### Passage given

YesCymru isn’t winning over Brexit voters – here’s how they can make a start

03 Sep 2020 7 minute read
YesCymru march in Merthyr Tydfil. Picture by Lluniau Lleucu

Ifan Morgan Jones

One of the most eye-catching but as yet uncommented upon features of the new polling published this week on Welsh independence is the huge gap between Remain and Leave Brexit supporters.

Among Remain supporters in Wales, Welsh independence isn’t actually that far away from a majority already. With the undecided removed, 44% of those who voted Remain would vote for Welsh independence.

That’s quite an amazing figure. 44% is exactly the number that voted for independence in the referendum in Scotland in 2014, a vote that although lost was a near-death experience for the UK and changed Scottish politics forever.

It suggests that if Wales had seen a big pro-Remain vote as in Scotland, independence would already be on the cards.

However, as we must always remind ourselves, Wales is not Scotland and what worked there won’t work here. Kiltstreaming will only take you so far. In Wales, a majority voted to leave.

And support for Welsh independence among Leave voters in 2016 is extremely poor. Only 20% would vote for Welsh independence, according to the latest poll.

Like almost everything else in our politics, it seems that Brexit is a huge dividing line.

 

Kick

At first glance, of course, the split makes complete sense. Previous research has shown that Brexit voters tend to feel more British and less Welsh, are older and are more likely to be Conservatives.

According to this week’s poll, only 18% of 65+-year-olds support Welsh independence, and only 9% of Conservative voters do so. This is very barren ground on which to sow the seeds of independence.

However, the YesCymru campaign is serious about winning, so it is going to have to find a way of making inroads into this exact same demographic.

To break beyond the 25-35% of the vote, let alone reach 50%, it’s going to have to appeal to Brexit voters – particularly Labour Brexit voters. Because to be frank there just isn’t half as much capacity for growth elsewhere.

This seems like an extremely tall order at first. Brexit largely stands for exactly the sort of things that Welsh nationalism – particularly the Europhile Plaid Cymru – have been firmly against since at least the 80s.

But if you look at the message of Brexit – the grounds on which it appealed to people – you see that it has much in common with the appeal of Welsh independence.

### Dataset content
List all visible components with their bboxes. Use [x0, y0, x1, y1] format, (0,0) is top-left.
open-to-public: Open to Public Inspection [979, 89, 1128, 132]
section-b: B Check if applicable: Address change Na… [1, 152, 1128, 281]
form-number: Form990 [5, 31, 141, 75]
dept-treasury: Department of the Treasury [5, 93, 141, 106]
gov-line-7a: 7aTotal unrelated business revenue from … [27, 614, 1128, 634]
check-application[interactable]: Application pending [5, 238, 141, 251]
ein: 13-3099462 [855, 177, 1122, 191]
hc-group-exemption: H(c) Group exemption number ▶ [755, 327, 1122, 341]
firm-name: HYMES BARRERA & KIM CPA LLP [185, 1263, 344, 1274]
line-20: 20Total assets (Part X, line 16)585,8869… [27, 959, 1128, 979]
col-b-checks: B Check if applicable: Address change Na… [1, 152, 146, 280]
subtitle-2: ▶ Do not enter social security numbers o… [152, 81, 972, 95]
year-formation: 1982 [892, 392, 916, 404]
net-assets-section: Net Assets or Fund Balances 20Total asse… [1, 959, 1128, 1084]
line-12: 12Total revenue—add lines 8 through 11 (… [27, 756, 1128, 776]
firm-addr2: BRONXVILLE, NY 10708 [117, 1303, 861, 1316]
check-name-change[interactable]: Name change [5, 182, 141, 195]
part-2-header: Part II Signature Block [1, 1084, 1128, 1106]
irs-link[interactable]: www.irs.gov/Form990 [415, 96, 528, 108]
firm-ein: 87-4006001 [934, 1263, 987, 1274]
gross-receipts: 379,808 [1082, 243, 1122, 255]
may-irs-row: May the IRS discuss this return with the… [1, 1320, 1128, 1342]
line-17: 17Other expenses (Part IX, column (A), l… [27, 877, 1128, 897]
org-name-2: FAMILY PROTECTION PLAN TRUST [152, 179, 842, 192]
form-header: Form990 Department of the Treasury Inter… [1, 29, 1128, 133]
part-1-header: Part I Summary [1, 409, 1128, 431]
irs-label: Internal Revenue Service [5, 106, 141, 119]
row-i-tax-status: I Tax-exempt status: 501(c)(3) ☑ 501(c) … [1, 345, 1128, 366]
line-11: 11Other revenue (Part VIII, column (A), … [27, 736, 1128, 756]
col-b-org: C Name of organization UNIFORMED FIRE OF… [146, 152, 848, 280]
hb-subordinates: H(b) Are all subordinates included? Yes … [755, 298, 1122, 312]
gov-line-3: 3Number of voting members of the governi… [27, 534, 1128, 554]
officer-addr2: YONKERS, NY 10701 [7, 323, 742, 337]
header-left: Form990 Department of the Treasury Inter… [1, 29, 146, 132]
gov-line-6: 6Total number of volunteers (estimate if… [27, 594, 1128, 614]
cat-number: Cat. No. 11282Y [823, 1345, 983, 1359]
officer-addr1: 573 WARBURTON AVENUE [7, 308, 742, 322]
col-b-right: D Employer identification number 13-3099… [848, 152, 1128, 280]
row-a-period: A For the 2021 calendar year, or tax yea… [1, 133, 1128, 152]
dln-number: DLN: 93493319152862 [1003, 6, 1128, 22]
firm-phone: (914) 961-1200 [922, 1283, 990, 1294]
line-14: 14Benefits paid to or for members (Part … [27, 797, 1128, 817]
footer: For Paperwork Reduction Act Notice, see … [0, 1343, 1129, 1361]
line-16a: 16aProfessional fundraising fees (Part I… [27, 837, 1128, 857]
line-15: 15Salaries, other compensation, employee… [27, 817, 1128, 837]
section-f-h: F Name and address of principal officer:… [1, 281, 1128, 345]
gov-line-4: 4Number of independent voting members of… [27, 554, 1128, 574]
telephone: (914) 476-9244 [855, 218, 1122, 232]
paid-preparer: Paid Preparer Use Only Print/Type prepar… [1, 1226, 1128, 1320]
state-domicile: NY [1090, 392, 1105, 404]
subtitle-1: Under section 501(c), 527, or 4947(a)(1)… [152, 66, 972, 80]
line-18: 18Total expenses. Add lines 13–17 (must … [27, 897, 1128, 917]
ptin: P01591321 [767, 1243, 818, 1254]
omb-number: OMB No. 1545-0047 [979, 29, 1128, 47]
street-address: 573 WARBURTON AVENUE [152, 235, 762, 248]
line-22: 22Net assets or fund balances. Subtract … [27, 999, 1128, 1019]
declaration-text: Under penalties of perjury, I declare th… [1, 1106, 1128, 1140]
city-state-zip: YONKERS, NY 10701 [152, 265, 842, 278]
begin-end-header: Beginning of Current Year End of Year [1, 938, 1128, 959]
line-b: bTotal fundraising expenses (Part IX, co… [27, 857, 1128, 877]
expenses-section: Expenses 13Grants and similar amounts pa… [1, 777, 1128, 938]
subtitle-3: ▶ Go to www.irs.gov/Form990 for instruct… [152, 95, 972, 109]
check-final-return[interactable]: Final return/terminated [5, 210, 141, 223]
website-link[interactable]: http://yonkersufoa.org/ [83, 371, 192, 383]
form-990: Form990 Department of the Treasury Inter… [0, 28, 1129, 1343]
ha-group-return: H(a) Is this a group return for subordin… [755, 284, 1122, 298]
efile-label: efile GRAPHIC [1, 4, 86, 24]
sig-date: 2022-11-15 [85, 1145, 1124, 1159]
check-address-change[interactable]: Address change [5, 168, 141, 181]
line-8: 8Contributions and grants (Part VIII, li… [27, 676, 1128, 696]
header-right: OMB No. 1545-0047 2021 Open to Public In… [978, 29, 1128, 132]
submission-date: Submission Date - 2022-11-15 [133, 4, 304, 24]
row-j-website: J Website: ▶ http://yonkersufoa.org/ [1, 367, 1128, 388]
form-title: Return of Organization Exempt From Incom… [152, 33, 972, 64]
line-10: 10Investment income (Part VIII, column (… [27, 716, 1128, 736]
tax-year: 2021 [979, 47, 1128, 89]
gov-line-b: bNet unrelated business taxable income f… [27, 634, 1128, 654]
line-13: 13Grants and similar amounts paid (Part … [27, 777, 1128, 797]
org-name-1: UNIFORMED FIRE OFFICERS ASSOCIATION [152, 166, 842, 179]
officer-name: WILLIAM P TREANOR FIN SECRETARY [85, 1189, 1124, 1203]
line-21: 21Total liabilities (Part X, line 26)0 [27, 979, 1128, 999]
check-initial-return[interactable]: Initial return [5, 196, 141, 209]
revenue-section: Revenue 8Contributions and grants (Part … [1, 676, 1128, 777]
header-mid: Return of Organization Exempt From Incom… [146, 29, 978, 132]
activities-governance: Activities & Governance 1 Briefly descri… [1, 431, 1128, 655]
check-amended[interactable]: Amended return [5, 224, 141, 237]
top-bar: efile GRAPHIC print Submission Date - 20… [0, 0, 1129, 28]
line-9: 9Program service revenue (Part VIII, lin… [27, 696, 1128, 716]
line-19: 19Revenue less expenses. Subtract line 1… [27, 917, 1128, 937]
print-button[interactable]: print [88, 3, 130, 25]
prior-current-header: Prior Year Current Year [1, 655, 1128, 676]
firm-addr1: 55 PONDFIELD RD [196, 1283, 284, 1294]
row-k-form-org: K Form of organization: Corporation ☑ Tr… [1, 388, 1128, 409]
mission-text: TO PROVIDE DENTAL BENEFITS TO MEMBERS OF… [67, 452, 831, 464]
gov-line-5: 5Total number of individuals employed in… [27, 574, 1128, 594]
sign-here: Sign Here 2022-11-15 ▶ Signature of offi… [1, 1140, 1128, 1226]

### Exercise tasks
1 > Please write out the part of the YesCymru piece that opens with the words containing "Like almost everything" and closes with "exact same demographic.".
2 > Answer these questions from the YesCymru piece:
(a) With the undecided removed, what percentage of Remain voters would vote for Welsh independence?
(b) What share of Conservative voters support Welsh independence in this week's poll?
(c) In what year was the Scottish independence referendum held?

### Problem solutions
1 >
Like almost everything else in our politics, it seems that Brexit is a huge dividing line.

 

Kick

At first glance, of course, the split makes complete sense. Previous research has shown that Brexit voters tend to feel more British and less Welsh, are older and are more likely to be Conservatives.

According to this week’s poll, only 18% of 65+-year-olds support Welsh independence, and only 9% of Conservative voters do so. This is very barren ground on which to sow the seeds of independence.

However, the YesCymru campaign is serious about winning, so it is going to have to find a way of making inroads into this exact same demographic.

2 >
(a) 44%
(b) 9%
(c) 2014